* Given request
Extract each line of the data below exactly as written.

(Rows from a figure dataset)
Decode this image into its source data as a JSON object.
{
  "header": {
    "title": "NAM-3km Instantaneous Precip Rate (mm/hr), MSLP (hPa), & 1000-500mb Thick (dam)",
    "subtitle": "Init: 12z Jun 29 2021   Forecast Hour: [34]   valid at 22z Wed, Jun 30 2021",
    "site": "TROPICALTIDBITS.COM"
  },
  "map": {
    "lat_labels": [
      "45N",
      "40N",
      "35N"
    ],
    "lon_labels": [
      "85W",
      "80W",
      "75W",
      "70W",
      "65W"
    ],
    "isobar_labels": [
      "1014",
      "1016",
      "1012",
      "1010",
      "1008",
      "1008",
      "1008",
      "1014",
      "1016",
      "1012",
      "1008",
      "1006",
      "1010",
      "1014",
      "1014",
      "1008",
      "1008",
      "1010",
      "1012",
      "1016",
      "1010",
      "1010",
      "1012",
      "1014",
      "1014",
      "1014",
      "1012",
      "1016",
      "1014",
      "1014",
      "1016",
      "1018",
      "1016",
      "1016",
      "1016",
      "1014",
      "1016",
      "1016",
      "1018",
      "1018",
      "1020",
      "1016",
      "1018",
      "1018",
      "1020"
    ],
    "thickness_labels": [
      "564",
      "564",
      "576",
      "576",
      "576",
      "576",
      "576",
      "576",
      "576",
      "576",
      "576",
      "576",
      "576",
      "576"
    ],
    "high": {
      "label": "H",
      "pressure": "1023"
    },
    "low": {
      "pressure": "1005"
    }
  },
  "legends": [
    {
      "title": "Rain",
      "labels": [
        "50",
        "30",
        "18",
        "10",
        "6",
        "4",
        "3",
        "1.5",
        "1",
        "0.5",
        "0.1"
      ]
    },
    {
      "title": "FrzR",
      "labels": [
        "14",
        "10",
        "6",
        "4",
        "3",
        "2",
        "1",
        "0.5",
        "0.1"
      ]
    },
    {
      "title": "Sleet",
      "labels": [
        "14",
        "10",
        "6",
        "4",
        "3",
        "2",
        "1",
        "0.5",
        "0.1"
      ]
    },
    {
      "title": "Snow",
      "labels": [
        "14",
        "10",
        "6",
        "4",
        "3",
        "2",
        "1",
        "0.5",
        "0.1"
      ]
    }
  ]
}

* Reply to the task
Decode this image into its source data as a JSON object.
{
  "header": {
    "title": "NAM-3km Instantaneous Precip Rate (mm/hr), MSLP (hPa), & 1000-500mb Thick (dam)",
    "subtitle": "Init: 12z Jun 29 2021   Forecast Hour: [34]   valid at 22z Wed, Jun 30 2021",
    "site": "TROPICALTIDBITS.COM"
  },
  "map": {
    "lat_labels": [
      "45N",
      "40N",
      "35N"
    ],
    "lon_labels": [
      "85W",
      "80W",
      "75W",
      "70W",
      "65W"
    ],
    "isobar_labels": [
      "1014",
      "1016",
      "1012",
      "1010",
      "1008",
      "1008",
      "1008",
      "1014",
      "1016",
      "1012",
      "1008",
      "1006",
      "1010",
      "1014",
      "1014",
      "1008",
      "1008",
      "1010",
      "1012",
      "1016",
      "1010",
      "1010",
      "1012",
      "1014",
      "1014",
      "1014",
      "1012",
      "1016",
      "1014",
      "1014",
      "1016",
      "1018",
      "1016",
      "1016",
      "1016",
      "1014",
      "1016",
      "1016",
      "1018",
      "1018",
      "1020",
      "1016",
      "1018",
      "1018",
      "1020"
    ],
    "thickness_labels": [
      "564",
      "564",
      "576",
      "576",
      "576",
      "576",
      "576",
      "576",
      "576",
      "576",
      "576",
      "576",
      "576",
      "576"
    ],
    "high": {
      "label": "H",
      "pressure": "1023"
    },
    "low": {
      "pressure": "1005"
    }
  },
  "legends": [
    {
      "title": "Rain",
      "labels": [
        "50",
        "30",
        "18",
        "10",
        "6",
        "4",
        "3",
        "1.5",
        "1",
        "0.5",
        "0.1"
      ]
    },
    {
      "title": "FrzR",
      "labels": [
        "14",
        "10",
        "6",
        "4",
        "3",
        "2",
        "1",
        "0.5",
        "0.1"
      ]
    },
    {
      "title": "Sleet",
      "labels": [
        "14",
        "10",
        "6",
        "4",
        "3",
        "2",
        "1",
        "0.5",
        "0.1"
      ]
    },
    {
      "title": "Snow",
      "labels": [
        "14",
        "10",
        "6",
        "4",
        "3",
        "2",
        "1",
        "0.5",
        "0.1"
      ]
    }
  ]
}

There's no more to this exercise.